• [WHAT IS NEEDED]
Print every entry word for word, but omit the pictures.

• [ROWS]
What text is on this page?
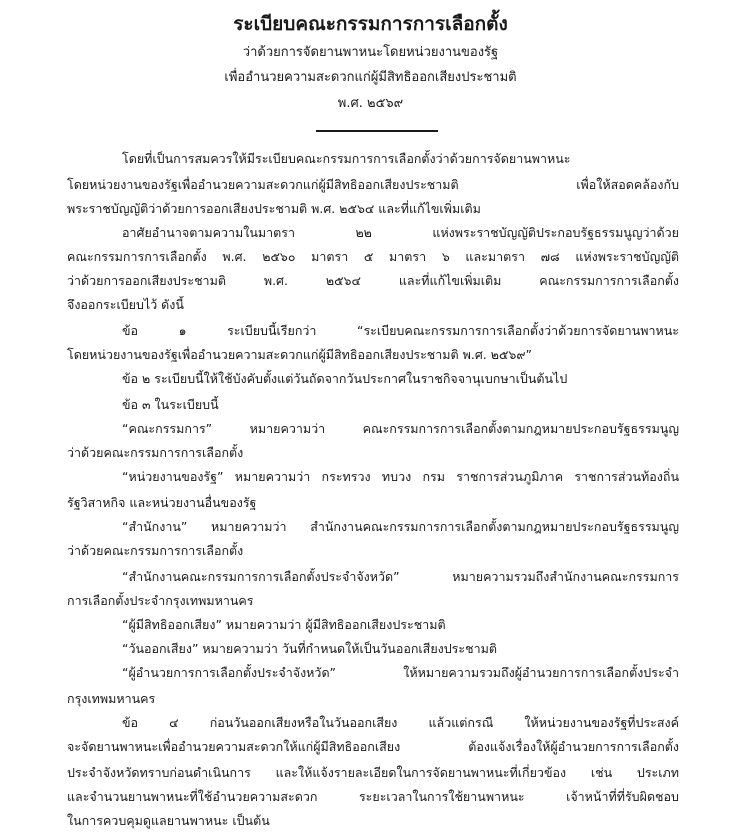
ระเบียบคณะกรรมการการเลือกตั้ง
ว่าด้วยการจัดยานพาหนะโดยหน่วยงานของรัฐ
เพื่ออำนวยความสะดวกแก่ผู้มีสิทธิออกเสียงประชามติ
พ.ศ. ๒๕๖๙
โดยที่เป็นการสมควรให้มีระเบียบคณะกรรมการการเลือกตั้งว่าด้วยการจัดยานพาหนะ
โดยหน่วยงานของรัฐเพื่ออำนวยความสะดวกแก่ผู้มีสิทธิออกเสียงประชามติ เพื่อให้สอดคล้องกับ
พระราชบัญญัติว่าด้วยการออกเสียงประชามติ พ.ศ. ๒๕๖๔ และที่แก้ไขเพิ่มเติม
อาศัยอำนาจตามความในมาตรา ๒๒ แห่งพระราชบัญญัติประกอบรัฐธรรมนูญว่าด้วย
คณะกรรมการการเลือกตั้ง พ.ศ. ๒๕๖๐ มาตรา ๕ มาตรา ๖ และมาตรา ๗๘ แห่งพระราชบัญญัติ
ว่าด้วยการออกเสียงประชามติ พ.ศ. ๒๕๖๔ และที่แก้ไขเพิ่มเติม คณะกรรมการการเลือกตั้ง
จึงออกระเบียบไว้ ดังนี้
ข้อ ๑ ระเบียบนี้เรียกว่า “ระเบียบคณะกรรมการการเลือกตั้งว่าด้วยการจัดยานพาหนะ
โดยหน่วยงานของรัฐเพื่ออำนวยความสะดวกแก่ผู้มีสิทธิออกเสียงประชามติ พ.ศ. ๒๕๖๙”
ข้อ ๒ ระเบียบนี้ให้ใช้บังคับตั้งแต่วันถัดจากวันประกาศในราชกิจจานุเบกษาเป็นต้นไป
ข้อ ๓ ในระเบียบนี้
“คณะกรรมการ” หมายความว่า คณะกรรมการการเลือกตั้งตามกฎหมายประกอบรัฐธรรมนูญ
ว่าด้วยคณะกรรมการการเลือกตั้ง
“หน่วยงานของรัฐ” หมายความว่า กระทรวง ทบวง กรม ราชการส่วนภูมิภาค ราชการส่วนท้องถิ่น
รัฐวิสาหกิจ และหน่วยงานอื่นของรัฐ
“สำนักงาน” หมายความว่า สำนักงานคณะกรรมการการเลือกตั้งตามกฎหมายประกอบรัฐธรรมนูญ
ว่าด้วยคณะกรรมการการเลือกตั้ง
“สำนักงานคณะกรรมการการเลือกตั้งประจำจังหวัด” หมายความรวมถึงสำนักงานคณะกรรมการ
การเลือกตั้งประจำกรุงเทพมหานคร
“ผู้มีสิทธิออกเสียง” หมายความว่า ผู้มีสิทธิออกเสียงประชามติ
“วันออกเสียง” หมายความว่า วันที่กำหนดให้เป็นวันออกเสียงประชามติ
“ผู้อำนวยการการเลือกตั้งประจำจังหวัด” ให้หมายความรวมถึงผู้อำนวยการการเลือกตั้งประจำ
กรุงเทพมหานคร
ข้อ ๔ ก่อนวันออกเสียงหรือในวันออกเสียง แล้วแต่กรณี ให้หน่วยงานของรัฐที่ประสงค์
จะจัดยานพาหนะเพื่ออำนวยความสะดวกให้แก่ผู้มีสิทธิออกเสียง ต้องแจ้งเรื่องให้ผู้อำนวยการการเลือกตั้ง
ประจำจังหวัดทราบก่อนดำเนินการ และให้แจ้งรายละเอียดในการจัดยานพาหนะที่เกี่ยวข้อง เช่น ประเภท
และจำนวนยานพาหนะที่ใช้อำนวยความสะดวก ระยะเวลาในการใช้ยานพาหนะ เจ้าหน้าที่ที่รับผิดชอบ
ในการควบคุมดูแลยานพาหนะ เป็นต้น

• [SOLVED PROBLEM]
What text is on this page?
ระเบียบคณะกรรมการการเลือกตั้ง
ว่าด้วยการจัดยานพาหนะโดยหน่วยงานของรัฐ
เพื่ออำนวยความสะดวกแก่ผู้มีสิทธิออกเสียงประชามติ
พ.ศ. ๒๕๖๙
โดยที่เป็นการสมควรให้มีระเบียบคณะกรรมการการเลือกตั้งว่าด้วยการจัดยานพาหนะ
โดยหน่วยงานของรัฐเพื่ออำนวยความสะดวกแก่ผู้มีสิทธิออกเสียงประชามติ เพื่อให้สอดคล้องกับ
พระราชบัญญัติว่าด้วยการออกเสียงประชามติ พ.ศ. ๒๕๖๔ และที่แก้ไขเพิ่มเติม
อาศัยอำนาจตามความในมาตรา ๒๒ แห่งพระราชบัญญัติประกอบรัฐธรรมนูญว่าด้วย
คณะกรรมการการเลือกตั้ง พ.ศ. ๒๕๖๐ มาตรา ๕ มาตรา ๖ และมาตรา ๗๘ แห่งพระราชบัญญัติ
ว่าด้วยการออกเสียงประชามติ พ.ศ. ๒๕๖๔ และที่แก้ไขเพิ่มเติม คณะกรรมการการเลือกตั้ง
จึงออกระเบียบไว้ ดังนี้
ข้อ ๑ ระเบียบนี้เรียกว่า “ระเบียบคณะกรรมการการเลือกตั้งว่าด้วยการจัดยานพาหนะ
โดยหน่วยงานของรัฐเพื่ออำนวยความสะดวกแก่ผู้มีสิทธิออกเสียงประชามติ พ.ศ. ๒๕๖๙”
ข้อ ๒ ระเบียบนี้ให้ใช้บังคับตั้งแต่วันถัดจากวันประกาศในราชกิจจานุเบกษาเป็นต้นไป
ข้อ ๓ ในระเบียบนี้
“คณะกรรมการ” หมายความว่า คณะกรรมการการเลือกตั้งตามกฎหมายประกอบรัฐธรรมนูญ
ว่าด้วยคณะกรรมการการเลือกตั้ง
“หน่วยงานของรัฐ” หมายความว่า กระทรวง ทบวง กรม ราชการส่วนภูมิภาค ราชการส่วนท้องถิ่น
รัฐวิสาหกิจ และหน่วยงานอื่นของรัฐ
“สำนักงาน” หมายความว่า สำนักงานคณะกรรมการการเลือกตั้งตามกฎหมายประกอบรัฐธรรมนูญ
ว่าด้วยคณะกรรมการการเลือกตั้ง
“สำนักงานคณะกรรมการการเลือกตั้งประจำจังหวัด” หมายความรวมถึงสำนักงานคณะกรรมการ
การเลือกตั้งประจำกรุงเทพมหานคร
“ผู้มีสิทธิออกเสียง” หมายความว่า ผู้มีสิทธิออกเสียงประชามติ
“วันออกเสียง” หมายความว่า วันที่กำหนดให้เป็นวันออกเสียงประชามติ
“ผู้อำนวยการการเลือกตั้งประจำจังหวัด” ให้หมายความรวมถึงผู้อำนวยการการเลือกตั้งประจำ
กรุงเทพมหานคร
ข้อ ๔ ก่อนวันออกเสียงหรือในวันออกเสียง แล้วแต่กรณี ให้หน่วยงานของรัฐที่ประสงค์
จะจัดยานพาหนะเพื่ออำนวยความสะดวกให้แก่ผู้มีสิทธิออกเสียง ต้องแจ้งเรื่องให้ผู้อำนวยการการเลือกตั้ง
ประจำจังหวัดทราบก่อนดำเนินการ และให้แจ้งรายละเอียดในการจัดยานพาหนะที่เกี่ยวข้อง เช่น ประเภท
และจำนวนยานพาหนะที่ใช้อำนวยความสะดวก ระยะเวลาในการใช้ยานพาหนะ เจ้าหน้าที่ที่รับผิดชอบ
ในการควบคุมดูแลยานพาหนะ เป็นต้น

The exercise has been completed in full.